DATA LISTING:
_____

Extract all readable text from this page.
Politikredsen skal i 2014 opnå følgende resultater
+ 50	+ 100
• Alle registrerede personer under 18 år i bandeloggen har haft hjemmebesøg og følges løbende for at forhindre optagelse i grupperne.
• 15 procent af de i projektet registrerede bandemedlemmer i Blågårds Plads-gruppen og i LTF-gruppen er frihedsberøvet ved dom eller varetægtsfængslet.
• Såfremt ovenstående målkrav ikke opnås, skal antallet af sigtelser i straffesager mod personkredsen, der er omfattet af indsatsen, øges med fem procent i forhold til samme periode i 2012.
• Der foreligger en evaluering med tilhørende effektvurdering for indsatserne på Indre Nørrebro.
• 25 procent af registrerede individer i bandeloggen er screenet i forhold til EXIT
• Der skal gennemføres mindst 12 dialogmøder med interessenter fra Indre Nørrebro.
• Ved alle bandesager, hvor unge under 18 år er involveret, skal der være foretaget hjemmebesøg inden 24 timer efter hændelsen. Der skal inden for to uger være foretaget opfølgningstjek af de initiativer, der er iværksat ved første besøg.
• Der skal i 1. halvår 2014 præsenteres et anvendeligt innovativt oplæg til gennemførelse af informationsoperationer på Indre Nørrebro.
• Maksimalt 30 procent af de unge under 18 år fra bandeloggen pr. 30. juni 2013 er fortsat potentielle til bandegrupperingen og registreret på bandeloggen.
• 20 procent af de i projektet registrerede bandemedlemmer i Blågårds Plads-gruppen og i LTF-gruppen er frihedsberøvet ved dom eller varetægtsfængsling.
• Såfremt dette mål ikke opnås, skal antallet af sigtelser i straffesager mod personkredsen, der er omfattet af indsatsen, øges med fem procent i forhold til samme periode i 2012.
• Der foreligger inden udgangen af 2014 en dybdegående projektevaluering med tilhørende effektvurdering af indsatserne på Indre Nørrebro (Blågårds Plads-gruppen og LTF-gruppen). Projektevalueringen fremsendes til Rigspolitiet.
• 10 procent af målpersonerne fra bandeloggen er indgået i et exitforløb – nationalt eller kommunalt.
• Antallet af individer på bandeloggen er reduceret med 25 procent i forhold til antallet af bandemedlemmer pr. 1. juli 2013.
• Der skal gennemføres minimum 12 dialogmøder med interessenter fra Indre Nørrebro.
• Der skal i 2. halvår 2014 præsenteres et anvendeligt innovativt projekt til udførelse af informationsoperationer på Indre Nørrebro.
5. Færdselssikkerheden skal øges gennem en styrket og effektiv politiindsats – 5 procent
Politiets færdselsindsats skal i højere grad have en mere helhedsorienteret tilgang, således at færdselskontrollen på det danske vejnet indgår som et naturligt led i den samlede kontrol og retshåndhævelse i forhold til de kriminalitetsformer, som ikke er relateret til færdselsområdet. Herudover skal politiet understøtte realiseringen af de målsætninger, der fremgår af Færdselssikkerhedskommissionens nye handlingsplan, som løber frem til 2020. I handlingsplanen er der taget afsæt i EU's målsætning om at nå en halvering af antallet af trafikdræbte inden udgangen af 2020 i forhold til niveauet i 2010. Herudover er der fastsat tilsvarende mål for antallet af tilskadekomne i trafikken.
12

_____

EXERCISE:
Exactly reproduce all of the entries above.

SOLUTION FOR THIS TASK:
Extract all readable text from this page.
Politikredsen skal i 2014 opnå følgende resultater
+ 50	+ 100
• Alle registrerede personer under 18 år i bandeloggen har haft hjemmebesøg og følges løbende for at forhindre optagelse i grupperne.
• 15 procent af de i projektet registrerede bandemedlemmer i Blågårds Plads-gruppen og i LTF-gruppen er frihedsberøvet ved dom eller varetægtsfængslet.
• Såfremt ovenstående målkrav ikke opnås, skal antallet af sigtelser i straffesager mod personkredsen, der er omfattet af indsatsen, øges med fem procent i forhold til samme periode i 2012.
• Der foreligger en evaluering med tilhørende effektvurdering for indsatserne på Indre Nørrebro.
• 25 procent af registrerede individer i bandeloggen er screenet i forhold til EXIT
• Der skal gennemføres mindst 12 dialogmøder med interessenter fra Indre Nørrebro.
• Ved alle bandesager, hvor unge under 18 år er involveret, skal der være foretaget hjemmebesøg inden 24 timer efter hændelsen. Der skal inden for to uger være foretaget opfølgningstjek af de initiativer, der er iværksat ved første besøg.
• Der skal i 1. halvår 2014 præsenteres et anvendeligt innovativt oplæg til gennemførelse af informationsoperationer på Indre Nørrebro.
• Maksimalt 30 procent af de unge under 18 år fra bandeloggen pr. 30. juni 2013 er fortsat potentielle til bandegrupperingen og registreret på bandeloggen.
• 20 procent af de i projektet registrerede bandemedlemmer i Blågårds Plads-gruppen og i LTF-gruppen er frihedsberøvet ved dom eller varetægtsfængsling.
• Såfremt dette mål ikke opnås, skal antallet af sigtelser i straffesager mod personkredsen, der er omfattet af indsatsen, øges med fem procent i forhold til samme periode i 2012.
• Der foreligger inden udgangen af 2014 en dybdegående projektevaluering med tilhørende effektvurdering af indsatserne på Indre Nørrebro (Blågårds Plads-gruppen og LTF-gruppen). Projektevalueringen fremsendes til Rigspolitiet.
• 10 procent af målpersonerne fra bandeloggen er indgået i et exitforløb – nationalt eller kommunalt.
• Antallet af individer på bandeloggen er reduceret med 25 procent i forhold til antallet af bandemedlemmer pr. 1. juli 2013.
• Der skal gennemføres minimum 12 dialogmøder med interessenter fra Indre Nørrebro.
• Der skal i 2. halvår 2014 præsenteres et anvendeligt innovativt projekt til udførelse af informationsoperationer på Indre Nørrebro.
5. Færdselssikkerheden skal øges gennem en styrket og effektiv politiindsats – 5 procent
Politiets færdselsindsats skal i højere grad have en mere helhedsorienteret tilgang, således at færdselskontrollen på det danske vejnet indgår som et naturligt led i den samlede kontrol og retshåndhævelse i forhold til de kriminalitetsformer, som ikke er relateret til færdselsområdet. Herudover skal politiet understøtte realiseringen af de målsætninger, der fremgår af Færdselssikkerhedskommissionens nye handlingsplan, som løber frem til 2020. I handlingsplanen er der taget afsæt i EU's målsætning om at nå en halvering af antallet af trafikdræbte inden udgangen af 2020 i forhold til niveauet i 2010. Herudover er der fastsat tilsvarende mål for antallet af tilskadekomne i trafikken.
12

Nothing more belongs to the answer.